# [Required work]
(A) The blog post on weighing female athletes appears below, followed by the records. List the four verbs it uses to describe what the active body does.
(B) Take the blog post on weighing female athletes, shown below ahead of the records, and continue it from the point where it stops.

++++ Extract provided

Monday, April 09, 2007

big is not a four letter word.

Alison Bales, Duke University Center

...The difference today, at least in basketball, is that big women are more secure in being and playing big, said Goestenkors, the Duke coach. She said that Bales, the Blue Devils' center, proudly wore three-inch heels, which made her 6-10, while the team was in CancĂșn, Mexico, in December. Bales said a photograph of her in heels on Duke's Web site had elicited several grateful messages from tall girls or their parents.
...from an excellent article my friend sent me the other day stemming from the debate over whether women competing in sports should be weighed or not.
some feel it's just a part of measuring an athlete's overall health (most argue it's to monitor for quick weight loss or gain), but others (and, surprise, i fall into this category) think it causes unnecessary anxiety about a factor that isn't particularly indicative of an athlete's health or ability to perform optimally, and can lead to the dreaded female athlete triad - eating disorders, amennorhea, osteoporosis. it's an interesting debate, and i recognize the flaw in my thinking. i want women to be given the same advantages that men are given - in sports, in business, in life - but is asking that female athletes not be weighed and their weights not be made public (like all male athletes are required to do) asking for preferential treatment? or is it just protecting our young female athletes from the reality that is our weight- and size-obsessed culture?

i suppose what we ultimately want to strive for is a redefinition of what it means to be

BIG

TALL

WOMAN

all at the same time. many of the young women the article mentions - college basketball players Courtney and Ashley Paris, the Williams girls, the women of the WNBA - seem to be doing just that, god love 'em. in the same article, Courtney Paris is referred to as "the female Shaquille O'Neal." and that's a compliment. i love that. i know sports is not the cure-all, there are plenty of eating disordered athletes out there, but i do think it can help shift ones relationship with the body from passive - the body to be preened, plucked and paraded - to active - the body to run, to dance, to leap, to lunge.

(unfortunately, i think the article is now only available if you have a subscription to the Times, if you're desperate to read it, let me know, and i'll email you a copy. hush hush.)

2 comments:

PTC said...

++++++++
++++ Data extract

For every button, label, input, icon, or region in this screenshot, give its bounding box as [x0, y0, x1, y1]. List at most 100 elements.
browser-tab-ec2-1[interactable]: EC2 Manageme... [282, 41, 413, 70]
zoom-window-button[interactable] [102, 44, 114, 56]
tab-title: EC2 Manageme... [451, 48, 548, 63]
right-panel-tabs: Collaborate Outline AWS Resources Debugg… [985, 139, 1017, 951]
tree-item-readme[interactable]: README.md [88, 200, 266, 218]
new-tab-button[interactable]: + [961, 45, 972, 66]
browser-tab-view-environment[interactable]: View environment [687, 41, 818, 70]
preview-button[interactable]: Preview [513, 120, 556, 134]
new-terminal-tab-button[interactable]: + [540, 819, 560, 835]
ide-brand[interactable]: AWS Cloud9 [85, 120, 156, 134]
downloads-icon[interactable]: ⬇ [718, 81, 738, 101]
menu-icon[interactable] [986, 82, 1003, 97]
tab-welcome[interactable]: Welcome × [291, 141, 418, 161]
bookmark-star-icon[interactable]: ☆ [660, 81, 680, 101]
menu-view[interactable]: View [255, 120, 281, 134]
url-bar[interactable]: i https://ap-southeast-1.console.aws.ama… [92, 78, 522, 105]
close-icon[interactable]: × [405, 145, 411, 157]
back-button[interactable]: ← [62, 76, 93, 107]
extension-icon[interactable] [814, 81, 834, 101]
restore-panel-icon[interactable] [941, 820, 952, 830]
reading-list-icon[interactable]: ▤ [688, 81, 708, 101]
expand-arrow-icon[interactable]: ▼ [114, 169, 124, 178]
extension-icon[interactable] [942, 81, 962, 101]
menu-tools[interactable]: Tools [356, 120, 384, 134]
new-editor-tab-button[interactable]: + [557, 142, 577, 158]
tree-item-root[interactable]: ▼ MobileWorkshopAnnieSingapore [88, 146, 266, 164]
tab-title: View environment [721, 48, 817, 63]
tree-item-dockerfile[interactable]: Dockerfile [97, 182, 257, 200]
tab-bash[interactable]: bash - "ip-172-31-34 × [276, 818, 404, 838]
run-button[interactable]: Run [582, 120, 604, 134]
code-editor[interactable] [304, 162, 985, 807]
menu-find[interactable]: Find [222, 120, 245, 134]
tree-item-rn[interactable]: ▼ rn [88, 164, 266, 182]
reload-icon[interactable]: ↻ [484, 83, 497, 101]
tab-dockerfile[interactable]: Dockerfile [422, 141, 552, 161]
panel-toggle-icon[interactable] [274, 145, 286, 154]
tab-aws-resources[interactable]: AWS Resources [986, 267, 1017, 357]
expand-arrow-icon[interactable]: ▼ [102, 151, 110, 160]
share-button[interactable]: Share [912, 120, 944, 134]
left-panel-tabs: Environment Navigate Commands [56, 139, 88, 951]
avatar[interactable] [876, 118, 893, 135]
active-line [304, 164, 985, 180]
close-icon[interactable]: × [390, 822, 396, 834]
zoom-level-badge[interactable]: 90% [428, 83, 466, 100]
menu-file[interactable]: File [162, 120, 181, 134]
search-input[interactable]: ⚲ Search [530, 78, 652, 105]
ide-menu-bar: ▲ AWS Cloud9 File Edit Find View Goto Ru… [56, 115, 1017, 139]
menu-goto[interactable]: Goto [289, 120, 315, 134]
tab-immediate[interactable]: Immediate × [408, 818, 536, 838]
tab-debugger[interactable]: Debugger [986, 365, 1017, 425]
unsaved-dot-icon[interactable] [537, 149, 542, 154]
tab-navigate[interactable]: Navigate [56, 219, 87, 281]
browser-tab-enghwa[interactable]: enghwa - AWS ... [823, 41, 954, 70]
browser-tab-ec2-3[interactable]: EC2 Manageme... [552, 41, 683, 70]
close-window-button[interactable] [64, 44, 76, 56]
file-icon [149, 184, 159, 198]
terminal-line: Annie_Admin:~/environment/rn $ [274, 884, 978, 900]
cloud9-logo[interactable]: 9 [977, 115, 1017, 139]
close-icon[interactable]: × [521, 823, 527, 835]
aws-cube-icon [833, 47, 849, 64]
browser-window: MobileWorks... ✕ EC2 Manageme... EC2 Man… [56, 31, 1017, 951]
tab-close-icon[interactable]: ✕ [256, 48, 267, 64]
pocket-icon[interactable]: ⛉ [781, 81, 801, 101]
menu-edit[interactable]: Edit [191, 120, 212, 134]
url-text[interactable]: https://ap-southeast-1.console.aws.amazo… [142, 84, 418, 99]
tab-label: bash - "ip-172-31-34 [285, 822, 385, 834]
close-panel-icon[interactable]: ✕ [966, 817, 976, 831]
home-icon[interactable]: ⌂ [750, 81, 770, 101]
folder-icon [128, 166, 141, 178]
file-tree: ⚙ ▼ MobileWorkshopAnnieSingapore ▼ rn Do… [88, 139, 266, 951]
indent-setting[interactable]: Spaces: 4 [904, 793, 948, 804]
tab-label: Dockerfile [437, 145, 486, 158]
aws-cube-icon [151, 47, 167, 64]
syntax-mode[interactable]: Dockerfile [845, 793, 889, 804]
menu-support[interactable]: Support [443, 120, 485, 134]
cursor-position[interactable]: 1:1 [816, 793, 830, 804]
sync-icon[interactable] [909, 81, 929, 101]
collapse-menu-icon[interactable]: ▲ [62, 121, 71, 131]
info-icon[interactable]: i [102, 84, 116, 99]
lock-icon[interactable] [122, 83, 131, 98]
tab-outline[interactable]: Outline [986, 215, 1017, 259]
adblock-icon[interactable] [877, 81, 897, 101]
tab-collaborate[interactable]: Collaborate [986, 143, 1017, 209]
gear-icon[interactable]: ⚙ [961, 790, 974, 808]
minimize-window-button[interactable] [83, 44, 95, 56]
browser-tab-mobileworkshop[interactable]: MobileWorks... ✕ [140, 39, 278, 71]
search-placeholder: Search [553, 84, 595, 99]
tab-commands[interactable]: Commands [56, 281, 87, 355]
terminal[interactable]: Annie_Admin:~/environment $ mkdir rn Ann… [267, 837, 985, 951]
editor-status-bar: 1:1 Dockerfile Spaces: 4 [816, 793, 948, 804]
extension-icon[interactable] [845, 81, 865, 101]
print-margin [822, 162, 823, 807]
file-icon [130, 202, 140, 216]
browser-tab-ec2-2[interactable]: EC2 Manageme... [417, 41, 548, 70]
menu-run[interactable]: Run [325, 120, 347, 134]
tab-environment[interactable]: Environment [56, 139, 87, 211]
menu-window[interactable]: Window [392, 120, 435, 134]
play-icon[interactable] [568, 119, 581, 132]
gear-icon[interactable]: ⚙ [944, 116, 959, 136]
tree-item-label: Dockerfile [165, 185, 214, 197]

++++++++

# [Responses per task]
(A) run, dance, leap, lunge

(B)
They (the trainers) started weighing athletes at my college during pre-season to make sure they were staying hydrated during that horrible triple session practices in August. (Thank God they didn't start doing that until after I graduated). I understand why they have to do this, but as far as weighing athletes just in general, I don't really think it's necessary unless there is some concern that the athlete may have a problem.

Anonymous said...

My brothers were wrestlers- a sport in which weighing matters a great deal and for reasons not necessarily related to being in shape or being healthy, but because it would be unfair for someone 260lbs. to wrestle someone 75lbs. So typically men wrestle in the weight category one or two notches below what they really are in order to gain advantage. My brothers would starve themselves as much as they could on the days before weigh-in, which were school days, and so had no energy during the day, went to practice at night, and then were expected to do homework. No wonder they were such jerks in the morning. It's no surprise athletes are always battling dropping grades. Once they made weight, they binged on the food they had been denying themselves the week before. Then almost immediately they were back into the same cycle of dehydrating themselves and fasting in order to make weight for the next meet. I don't think its just the ladies we need to protect. Under the protective cover of "varsity athlete" you had a bunch of men with eating disorders getting by on their youthful energy and learning extremist behavior that inevitably bled into their adult lives.